_Stored rows:_

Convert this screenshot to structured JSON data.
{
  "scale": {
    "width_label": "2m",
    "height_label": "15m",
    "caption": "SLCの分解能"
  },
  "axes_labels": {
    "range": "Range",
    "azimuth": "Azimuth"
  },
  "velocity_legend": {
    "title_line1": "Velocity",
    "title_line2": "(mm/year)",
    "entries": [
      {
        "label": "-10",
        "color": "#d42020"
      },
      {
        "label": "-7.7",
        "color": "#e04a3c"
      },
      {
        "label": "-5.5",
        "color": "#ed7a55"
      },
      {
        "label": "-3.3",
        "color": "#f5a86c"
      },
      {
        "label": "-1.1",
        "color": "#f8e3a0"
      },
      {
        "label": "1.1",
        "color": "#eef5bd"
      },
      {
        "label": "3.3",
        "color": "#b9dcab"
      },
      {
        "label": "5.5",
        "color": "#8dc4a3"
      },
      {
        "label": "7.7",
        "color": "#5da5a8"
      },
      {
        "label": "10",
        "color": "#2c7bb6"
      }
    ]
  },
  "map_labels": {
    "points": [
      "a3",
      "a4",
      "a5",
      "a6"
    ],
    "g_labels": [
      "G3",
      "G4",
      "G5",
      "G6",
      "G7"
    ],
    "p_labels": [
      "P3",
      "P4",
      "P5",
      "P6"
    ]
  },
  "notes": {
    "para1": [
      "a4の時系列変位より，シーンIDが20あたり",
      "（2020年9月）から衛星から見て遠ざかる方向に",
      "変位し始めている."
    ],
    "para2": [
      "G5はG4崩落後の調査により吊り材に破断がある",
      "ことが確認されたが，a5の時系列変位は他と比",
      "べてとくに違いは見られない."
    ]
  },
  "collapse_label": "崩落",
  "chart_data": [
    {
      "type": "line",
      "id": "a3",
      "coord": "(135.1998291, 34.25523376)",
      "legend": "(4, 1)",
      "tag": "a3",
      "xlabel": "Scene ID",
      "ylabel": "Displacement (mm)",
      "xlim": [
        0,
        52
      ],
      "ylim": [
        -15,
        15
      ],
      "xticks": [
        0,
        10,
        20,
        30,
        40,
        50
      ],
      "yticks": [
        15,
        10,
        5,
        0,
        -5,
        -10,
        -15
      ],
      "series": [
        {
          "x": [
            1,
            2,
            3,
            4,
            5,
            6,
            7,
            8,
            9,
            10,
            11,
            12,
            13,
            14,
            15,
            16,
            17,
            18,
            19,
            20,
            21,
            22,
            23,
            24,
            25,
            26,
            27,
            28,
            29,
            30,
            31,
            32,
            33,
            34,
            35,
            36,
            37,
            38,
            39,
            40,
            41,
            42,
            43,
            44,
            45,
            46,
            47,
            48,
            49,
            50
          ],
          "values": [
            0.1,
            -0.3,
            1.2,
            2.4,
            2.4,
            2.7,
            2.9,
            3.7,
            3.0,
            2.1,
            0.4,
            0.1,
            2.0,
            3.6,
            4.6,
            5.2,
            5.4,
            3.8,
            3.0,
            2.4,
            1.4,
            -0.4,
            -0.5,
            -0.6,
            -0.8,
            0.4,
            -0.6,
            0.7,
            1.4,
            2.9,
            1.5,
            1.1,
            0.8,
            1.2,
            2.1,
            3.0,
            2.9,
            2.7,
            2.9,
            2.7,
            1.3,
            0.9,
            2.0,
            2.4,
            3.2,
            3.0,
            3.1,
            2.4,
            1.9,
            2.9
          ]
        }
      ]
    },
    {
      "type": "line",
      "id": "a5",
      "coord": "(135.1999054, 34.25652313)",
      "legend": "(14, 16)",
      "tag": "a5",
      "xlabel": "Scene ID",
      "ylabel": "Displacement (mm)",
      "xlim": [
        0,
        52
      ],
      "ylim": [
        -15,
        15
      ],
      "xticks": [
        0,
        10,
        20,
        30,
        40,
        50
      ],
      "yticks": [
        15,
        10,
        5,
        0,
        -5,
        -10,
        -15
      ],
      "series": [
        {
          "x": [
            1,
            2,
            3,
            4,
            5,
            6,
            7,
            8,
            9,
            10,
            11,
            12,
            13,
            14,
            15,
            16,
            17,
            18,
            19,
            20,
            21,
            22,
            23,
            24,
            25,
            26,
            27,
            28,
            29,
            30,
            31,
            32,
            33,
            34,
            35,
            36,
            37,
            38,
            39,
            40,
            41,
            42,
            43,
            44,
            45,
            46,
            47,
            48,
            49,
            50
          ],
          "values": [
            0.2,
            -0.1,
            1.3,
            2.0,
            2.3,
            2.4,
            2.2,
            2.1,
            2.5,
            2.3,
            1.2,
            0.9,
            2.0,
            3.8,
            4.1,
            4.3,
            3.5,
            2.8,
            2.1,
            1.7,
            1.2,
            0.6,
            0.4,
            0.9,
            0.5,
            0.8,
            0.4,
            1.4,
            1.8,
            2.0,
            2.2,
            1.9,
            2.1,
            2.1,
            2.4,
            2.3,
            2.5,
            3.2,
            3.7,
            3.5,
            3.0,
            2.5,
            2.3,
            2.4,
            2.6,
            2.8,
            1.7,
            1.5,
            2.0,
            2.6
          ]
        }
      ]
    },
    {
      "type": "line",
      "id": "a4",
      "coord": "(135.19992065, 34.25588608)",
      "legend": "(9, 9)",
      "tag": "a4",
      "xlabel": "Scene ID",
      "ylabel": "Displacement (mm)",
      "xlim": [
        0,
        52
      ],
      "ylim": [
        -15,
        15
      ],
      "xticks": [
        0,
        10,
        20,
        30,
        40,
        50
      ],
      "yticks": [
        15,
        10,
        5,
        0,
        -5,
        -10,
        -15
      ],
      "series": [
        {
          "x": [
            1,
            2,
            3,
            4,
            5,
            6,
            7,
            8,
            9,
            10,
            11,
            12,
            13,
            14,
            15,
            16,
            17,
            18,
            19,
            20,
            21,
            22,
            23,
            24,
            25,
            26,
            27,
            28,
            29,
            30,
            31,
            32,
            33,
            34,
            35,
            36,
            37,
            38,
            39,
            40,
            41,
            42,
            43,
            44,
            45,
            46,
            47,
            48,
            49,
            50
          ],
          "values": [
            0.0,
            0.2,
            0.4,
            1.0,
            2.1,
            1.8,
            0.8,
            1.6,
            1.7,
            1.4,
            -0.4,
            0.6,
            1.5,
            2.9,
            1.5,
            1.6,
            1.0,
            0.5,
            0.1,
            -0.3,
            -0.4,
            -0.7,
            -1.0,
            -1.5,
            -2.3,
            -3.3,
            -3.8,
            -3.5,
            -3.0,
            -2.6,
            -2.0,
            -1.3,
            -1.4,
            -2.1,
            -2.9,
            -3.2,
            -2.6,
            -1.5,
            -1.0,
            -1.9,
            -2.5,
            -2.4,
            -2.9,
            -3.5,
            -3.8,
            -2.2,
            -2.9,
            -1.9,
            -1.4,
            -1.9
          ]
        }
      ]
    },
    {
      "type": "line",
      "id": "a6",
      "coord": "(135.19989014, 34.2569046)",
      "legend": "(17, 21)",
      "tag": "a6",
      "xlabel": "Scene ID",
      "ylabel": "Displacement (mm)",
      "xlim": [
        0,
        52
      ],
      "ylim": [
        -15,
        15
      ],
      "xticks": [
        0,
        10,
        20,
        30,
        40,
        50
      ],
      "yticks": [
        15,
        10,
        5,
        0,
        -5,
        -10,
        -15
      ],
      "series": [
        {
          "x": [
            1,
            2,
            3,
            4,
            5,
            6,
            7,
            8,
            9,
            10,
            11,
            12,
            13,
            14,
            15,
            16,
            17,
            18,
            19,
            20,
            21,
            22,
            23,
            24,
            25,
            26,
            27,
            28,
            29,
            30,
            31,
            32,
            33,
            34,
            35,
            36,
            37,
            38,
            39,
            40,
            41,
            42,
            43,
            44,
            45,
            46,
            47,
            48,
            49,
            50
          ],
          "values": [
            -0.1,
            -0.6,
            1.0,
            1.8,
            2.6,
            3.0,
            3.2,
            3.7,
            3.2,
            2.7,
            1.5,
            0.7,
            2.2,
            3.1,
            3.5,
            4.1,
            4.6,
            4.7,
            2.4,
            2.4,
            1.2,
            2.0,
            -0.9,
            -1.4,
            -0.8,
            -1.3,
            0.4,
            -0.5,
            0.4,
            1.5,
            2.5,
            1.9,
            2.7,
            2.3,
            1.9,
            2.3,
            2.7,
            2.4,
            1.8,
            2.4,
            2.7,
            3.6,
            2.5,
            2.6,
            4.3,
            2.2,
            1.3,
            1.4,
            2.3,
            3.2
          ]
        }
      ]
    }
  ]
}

_Challenge:_
Among the lines above, determine how many hold the word "color"; report the figure alone.

_Completed task:_
10